● **DESCRIPTION OF THE TASK**: Collect all lines containing the word "name" from the data.

###

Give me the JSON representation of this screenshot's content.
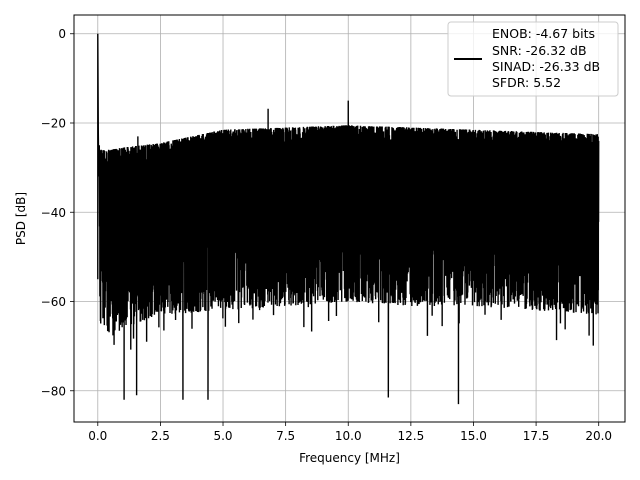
{
  "chart_data": {
    "type": "line",
    "title": "",
    "xlabel": "Frequency [MHz]",
    "ylabel": "PSD [dB]",
    "xlim": [
      -0.95,
      21.05
    ],
    "ylim": [
      -87.0,
      4.2
    ],
    "xticks": [
      0.0,
      2.5,
      5.0,
      7.5,
      10.0,
      12.5,
      15.0,
      17.5,
      20.0
    ],
    "xtick_labels": [
      "0.0",
      "2.5",
      "5.0",
      "7.5",
      "10.0",
      "12.5",
      "15.0",
      "17.5",
      "20.0"
    ],
    "yticks": [
      0,
      -20,
      -40,
      -60,
      -80
    ],
    "ytick_labels": [
      "0",
      "−20",
      "−40",
      "−60",
      "−80"
    ],
    "grid": true,
    "legend_placement": "top-right",
    "series": [
      {
        "color": "#000000",
        "description": "dense noise-floor PSD trace; upper envelope rises from about -26 dB near 0 MHz to about -21 dB from 5 MHz onward, lower envelope mostly between -57 and -72 dB",
        "envelope_x": [
          0.0,
          0.5,
          1.0,
          2.5,
          5.0,
          7.5,
          10.0,
          12.5,
          15.0,
          17.5,
          20.0
        ],
        "envelope_upper": [
          -26,
          -26,
          -25.5,
          -24.5,
          -21.5,
          -21,
          -20.5,
          -21,
          -21.5,
          -22,
          -22.5
        ],
        "envelope_lower": [
          -64,
          -68,
          -66,
          -63,
          -62,
          -61,
          -60,
          -61,
          -61,
          -62,
          -63
        ],
        "peaks": [
          {
            "x": 0.0,
            "y": 0.0
          },
          {
            "x": 1.6,
            "y": -23.0
          },
          {
            "x": 6.8,
            "y": -16.8
          },
          {
            "x": 10.0,
            "y": -15.0
          }
        ],
        "deep_dips": [
          {
            "x": 1.05,
            "y": -82.0
          },
          {
            "x": 1.55,
            "y": -81.0
          },
          {
            "x": 3.4,
            "y": -82.0
          },
          {
            "x": 4.4,
            "y": -82.0
          },
          {
            "x": 11.6,
            "y": -81.5
          },
          {
            "x": 14.4,
            "y": -83.0
          }
        ]
      }
    ],
    "legend": {
      "lines": [
        "ENOB: -4.67 bits",
        "SNR: -26.32 dB",
        "SINAD: -26.33 dB",
        "SFDR: 5.52"
      ]
    }
  }
}
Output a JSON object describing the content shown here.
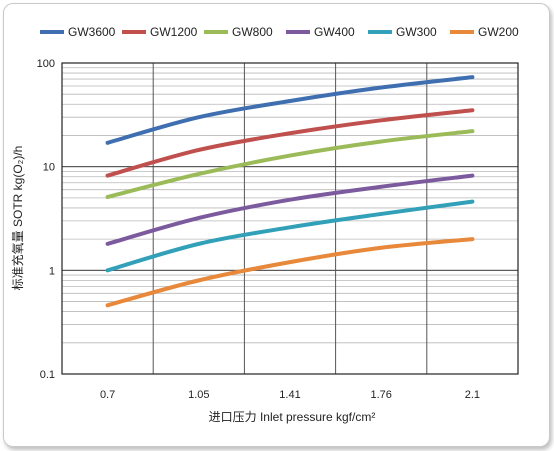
{
  "chart_data": {
    "type": "line",
    "title": "",
    "xlabel": "进口压力  Inlet pressure  kgf/cm²",
    "ylabel": "标准充氧量 SOTR  kg(O₂)/h",
    "x": [
      "0.7",
      "1.05",
      "1.41",
      "1.76",
      "2.1"
    ],
    "yscale": "log",
    "ylim": [
      0.1,
      100
    ],
    "yticks": [
      "0.1",
      "1",
      "10",
      "100"
    ],
    "grid": true,
    "legend_position": "top",
    "series": [
      {
        "name": "GW3600",
        "color": "#3f6fb0",
        "values": [
          17,
          30,
          43,
          58,
          73
        ]
      },
      {
        "name": "GW1200",
        "color": "#c0504d",
        "values": [
          8.2,
          14.5,
          21,
          28,
          35
        ]
      },
      {
        "name": "GW800",
        "color": "#9bbb59",
        "values": [
          5.1,
          8.5,
          12.8,
          17.5,
          22
        ]
      },
      {
        "name": "GW400",
        "color": "#7c5a9e",
        "values": [
          1.8,
          3.2,
          4.8,
          6.4,
          8.2
        ]
      },
      {
        "name": "GW300",
        "color": "#31a0b8",
        "values": [
          1.0,
          1.8,
          2.6,
          3.5,
          4.6
        ]
      },
      {
        "name": "GW200",
        "color": "#e8883a",
        "values": [
          0.46,
          0.8,
          1.2,
          1.65,
          2.0
        ]
      }
    ]
  }
}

###

● **FINAL RESULT**:
        "name": "GW3600",
        "name": "GW1200",
        "name": "GW800",
        "name": "GW400",
        "name": "GW300",
        "name": "GW200",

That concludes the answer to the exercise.